◆ Data in this exercise ◆
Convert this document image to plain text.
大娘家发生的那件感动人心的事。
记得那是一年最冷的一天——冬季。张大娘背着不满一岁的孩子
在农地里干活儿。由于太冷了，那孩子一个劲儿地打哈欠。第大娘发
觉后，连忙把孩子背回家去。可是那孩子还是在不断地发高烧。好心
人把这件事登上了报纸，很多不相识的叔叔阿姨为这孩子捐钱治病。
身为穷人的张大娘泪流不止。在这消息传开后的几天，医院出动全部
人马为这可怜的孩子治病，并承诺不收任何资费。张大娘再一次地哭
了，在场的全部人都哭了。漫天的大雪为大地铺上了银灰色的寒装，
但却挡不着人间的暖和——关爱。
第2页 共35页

◆ Problem ◆
Extract every record and return it verbatim.

◆ Problem solution ◆
Convert this document image to plain text.
大娘家发生的那件感动人心的事。
记得那是一年最冷的一天——冬季。张大娘背着不满一岁的孩子
在农地里干活儿。由于太冷了，那孩子一个劲儿地打哈欠。第大娘发
觉后，连忙把孩子背回家去。可是那孩子还是在不断地发高烧。好心
人把这件事登上了报纸，很多不相识的叔叔阿姨为这孩子捐钱治病。
身为穷人的张大娘泪流不止。在这消息传开后的几天，医院出动全部
人马为这可怜的孩子治病，并承诺不收任何资费。张大娘再一次地哭
了，在场的全部人都哭了。漫天的大雪为大地铺上了银灰色的寒装，
但却挡不着人间的暖和——关爱。
第2页 共35页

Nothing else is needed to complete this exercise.